(Dataset entries)
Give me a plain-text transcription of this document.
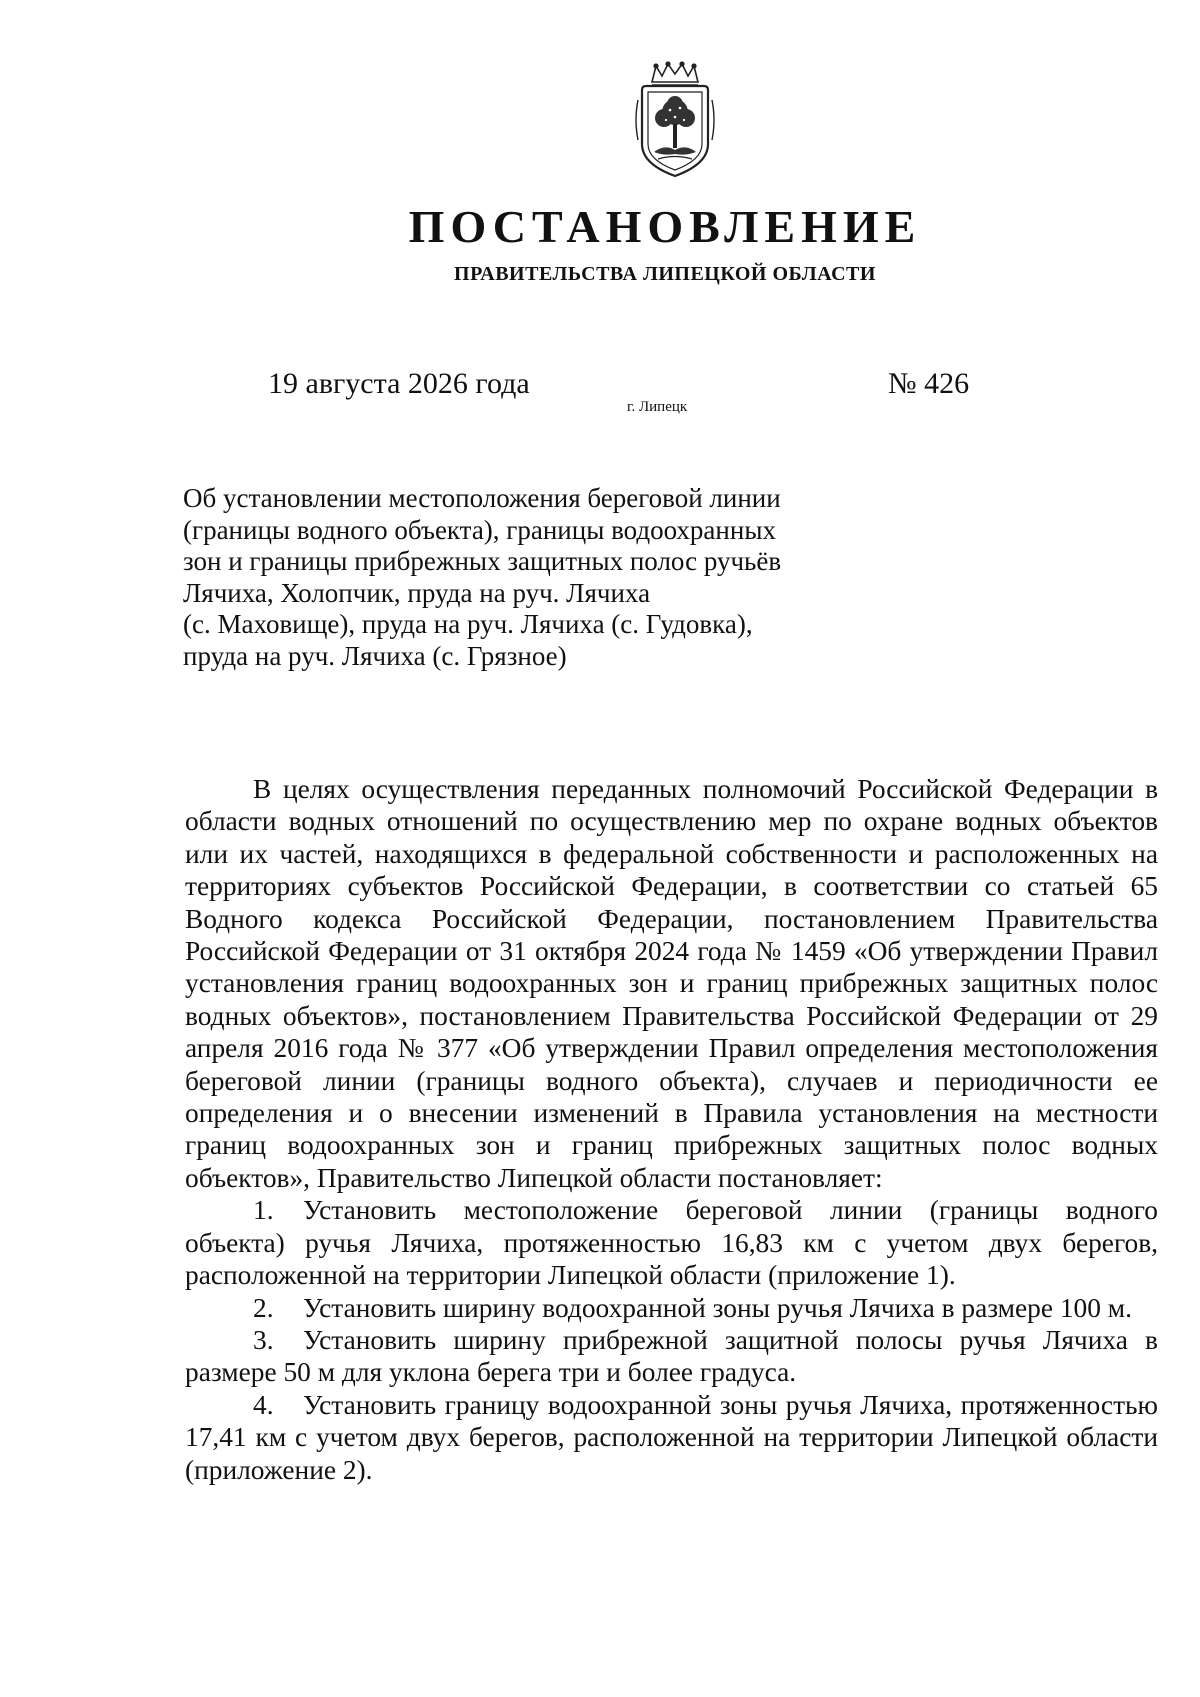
ПОСТАНОВЛЕНИЕ
ПРАВИТЕЛЬСТВА ЛИПЕЦКОЙ ОБЛАСТИ
19 августа 2026 года
г. Липецк
№ 426
Об установлении местоположения береговой линии
(границы водного объекта), границы водоохранных
зон и границы прибрежных защитных полос ручьёв
Лячиха, Холопчик, пруда на руч. Лячиха
(с. Маховище), пруда на руч. Лячиха (с. Гудовка),
пруда на руч. Лячиха (с. Грязное)

В целях осуществления переданных полномочий Российской Федерации в области водных отношений по осуществлению мер по охране водных объектов или их частей, находящихся в федеральной собственности и расположенных на территориях субъектов Российской Федерации, в соответствии со статьей 65 Водного кодекса Российской Федерации, постановлением Правительства Российской Федерации от 31 октября 2024 года № 1459 «Об утверждении Правил установления границ водоохранных зон и границ прибрежных защитных полос водных объектов», постановлением Правительства Российской Федерации от 29 апреля 2016 года № 377 «Об утверждении Правил определения местоположения береговой линии (границы водного объекта), случаев и периодичности ее определения и о внесении изменений в Правила установления на местности границ водоохранных зон и границ прибрежных защитных полос водных объектов», Правительство Липецкой области постановляет:

1. Установить местоположение береговой линии (границы водного объекта) ручья Лячиха, протяженностью 16,83 км с учетом двух берегов, расположенной на территории Липецкой области (приложение 1).

2. Установить ширину водоохранной зоны ручья Лячиха в размере 100 м.

3. Установить ширину прибрежной защитной полосы ручья Лячиха в размере 50 м для уклона берега три и более градуса.

4. Установить границу водоохранной зоны ручья Лячиха, протяженностью 17,41 км с учетом двух берегов, расположенной на территории Липецкой области (приложение 2).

• _The task_: Report the number of lines in the entries above that include the word "размере" and add nothing to it.

• _Response to the exercise_: 2